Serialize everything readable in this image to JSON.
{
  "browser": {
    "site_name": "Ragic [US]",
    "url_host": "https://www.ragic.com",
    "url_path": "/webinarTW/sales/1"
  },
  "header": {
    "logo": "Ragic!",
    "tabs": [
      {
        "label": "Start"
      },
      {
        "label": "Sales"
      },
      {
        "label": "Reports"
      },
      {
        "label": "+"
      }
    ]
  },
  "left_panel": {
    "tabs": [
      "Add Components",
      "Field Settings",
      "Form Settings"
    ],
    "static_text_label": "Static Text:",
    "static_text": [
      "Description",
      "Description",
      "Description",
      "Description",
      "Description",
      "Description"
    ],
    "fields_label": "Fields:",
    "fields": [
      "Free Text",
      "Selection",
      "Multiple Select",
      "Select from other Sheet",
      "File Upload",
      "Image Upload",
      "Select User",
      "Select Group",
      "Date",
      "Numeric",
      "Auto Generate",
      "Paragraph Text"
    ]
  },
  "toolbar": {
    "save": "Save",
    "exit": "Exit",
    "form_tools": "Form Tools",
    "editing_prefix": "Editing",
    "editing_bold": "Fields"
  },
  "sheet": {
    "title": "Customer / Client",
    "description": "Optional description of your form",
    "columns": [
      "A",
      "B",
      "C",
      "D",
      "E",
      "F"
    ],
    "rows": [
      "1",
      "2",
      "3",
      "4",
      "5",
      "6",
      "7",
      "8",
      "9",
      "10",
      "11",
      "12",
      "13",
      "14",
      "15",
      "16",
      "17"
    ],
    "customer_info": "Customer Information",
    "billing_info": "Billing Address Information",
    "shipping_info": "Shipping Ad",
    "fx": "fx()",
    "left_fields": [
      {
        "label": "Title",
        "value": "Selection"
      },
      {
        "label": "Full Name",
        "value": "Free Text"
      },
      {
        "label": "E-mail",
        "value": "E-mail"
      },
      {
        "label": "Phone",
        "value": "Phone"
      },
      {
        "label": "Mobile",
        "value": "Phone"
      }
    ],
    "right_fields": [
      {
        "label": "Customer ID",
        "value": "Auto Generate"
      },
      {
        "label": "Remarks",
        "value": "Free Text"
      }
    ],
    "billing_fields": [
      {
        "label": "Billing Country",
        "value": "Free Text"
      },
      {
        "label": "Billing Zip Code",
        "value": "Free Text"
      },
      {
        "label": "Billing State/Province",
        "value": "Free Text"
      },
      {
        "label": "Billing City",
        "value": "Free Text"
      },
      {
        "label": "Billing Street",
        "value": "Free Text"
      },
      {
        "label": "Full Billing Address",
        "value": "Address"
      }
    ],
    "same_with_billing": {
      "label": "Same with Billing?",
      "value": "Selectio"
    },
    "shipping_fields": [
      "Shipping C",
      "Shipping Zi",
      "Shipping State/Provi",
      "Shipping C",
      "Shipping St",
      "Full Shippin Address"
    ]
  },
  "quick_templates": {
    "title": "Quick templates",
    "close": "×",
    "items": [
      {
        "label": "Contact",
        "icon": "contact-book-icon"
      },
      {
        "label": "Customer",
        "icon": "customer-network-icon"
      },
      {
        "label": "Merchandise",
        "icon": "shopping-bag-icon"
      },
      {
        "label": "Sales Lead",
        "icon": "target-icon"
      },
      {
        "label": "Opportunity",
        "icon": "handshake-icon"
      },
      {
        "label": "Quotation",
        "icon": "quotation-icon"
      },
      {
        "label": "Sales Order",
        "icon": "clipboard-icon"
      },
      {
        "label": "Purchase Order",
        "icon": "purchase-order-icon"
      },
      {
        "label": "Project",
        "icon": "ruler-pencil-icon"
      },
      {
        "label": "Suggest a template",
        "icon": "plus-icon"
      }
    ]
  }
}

================

** PROBLEM STATEMENT **
Every line of the data above should be reproduced word for word.

** ANSWER **
Serialize everything readable in this image to JSON.
{
  "browser": {
    "site_name": "Ragic [US]",
    "url_host": "https://www.ragic.com",
    "url_path": "/webinarTW/sales/1"
  },
  "header": {
    "logo": "Ragic!",
    "tabs": [
      {
        "label": "Start"
      },
      {
        "label": "Sales"
      },
      {
        "label": "Reports"
      },
      {
        "label": "+"
      }
    ]
  },
  "left_panel": {
    "tabs": [
      "Add Components",
      "Field Settings",
      "Form Settings"
    ],
    "static_text_label": "Static Text:",
    "static_text": [
      "Description",
      "Description",
      "Description",
      "Description",
      "Description",
      "Description"
    ],
    "fields_label": "Fields:",
    "fields": [
      "Free Text",
      "Selection",
      "Multiple Select",
      "Select from other Sheet",
      "File Upload",
      "Image Upload",
      "Select User",
      "Select Group",
      "Date",
      "Numeric",
      "Auto Generate",
      "Paragraph Text"
    ]
  },
  "toolbar": {
    "save": "Save",
    "exit": "Exit",
    "form_tools": "Form Tools",
    "editing_prefix": "Editing",
    "editing_bold": "Fields"
  },
  "sheet": {
    "title": "Customer / Client",
    "description": "Optional description of your form",
    "columns": [
      "A",
      "B",
      "C",
      "D",
      "E",
      "F"
    ],
    "rows": [
      "1",
      "2",
      "3",
      "4",
      "5",
      "6",
      "7",
      "8",
      "9",
      "10",
      "11",
      "12",
      "13",
      "14",
      "15",
      "16",
      "17"
    ],
    "customer_info": "Customer Information",
    "billing_info": "Billing Address Information",
    "shipping_info": "Shipping Ad",
    "fx": "fx()",
    "left_fields": [
      {
        "label": "Title",
        "value": "Selection"
      },
      {
        "label": "Full Name",
        "value": "Free Text"
      },
      {
        "label": "E-mail",
        "value": "E-mail"
      },
      {
        "label": "Phone",
        "value": "Phone"
      },
      {
        "label": "Mobile",
        "value": "Phone"
      }
    ],
    "right_fields": [
      {
        "label": "Customer ID",
        "value": "Auto Generate"
      },
      {
        "label": "Remarks",
        "value": "Free Text"
      }
    ],
    "billing_fields": [
      {
        "label": "Billing Country",
        "value": "Free Text"
      },
      {
        "label": "Billing Zip Code",
        "value": "Free Text"
      },
      {
        "label": "Billing State/Province",
        "value": "Free Text"
      },
      {
        "label": "Billing City",
        "value": "Free Text"
      },
      {
        "label": "Billing Street",
        "value": "Free Text"
      },
      {
        "label": "Full Billing Address",
        "value": "Address"
      }
    ],
    "same_with_billing": {
      "label": "Same with Billing?",
      "value": "Selectio"
    },
    "shipping_fields": [
      "Shipping C",
      "Shipping Zi",
      "Shipping State/Provi",
      "Shipping C",
      "Shipping St",
      "Full Shippin Address"
    ]
  },
  "quick_templates": {
    "title": "Quick templates",
    "close": "×",
    "items": [
      {
        "label": "Contact",
        "icon": "contact-book-icon"
      },
      {
        "label": "Customer",
        "icon": "customer-network-icon"
      },
      {
        "label": "Merchandise",
        "icon": "shopping-bag-icon"
      },
      {
        "label": "Sales Lead",
        "icon": "target-icon"
      },
      {
        "label": "Opportunity",
        "icon": "handshake-icon"
      },
      {
        "label": "Quotation",
        "icon": "quotation-icon"
      },
      {
        "label": "Sales Order",
        "icon": "clipboard-icon"
      },
      {
        "label": "Purchase Order",
        "icon": "purchase-order-icon"
      },
      {
        "label": "Project",
        "icon": "ruler-pencil-icon"
      },
      {
        "label": "Suggest a template",
        "icon": "plus-icon"
      }
    ]
  }
}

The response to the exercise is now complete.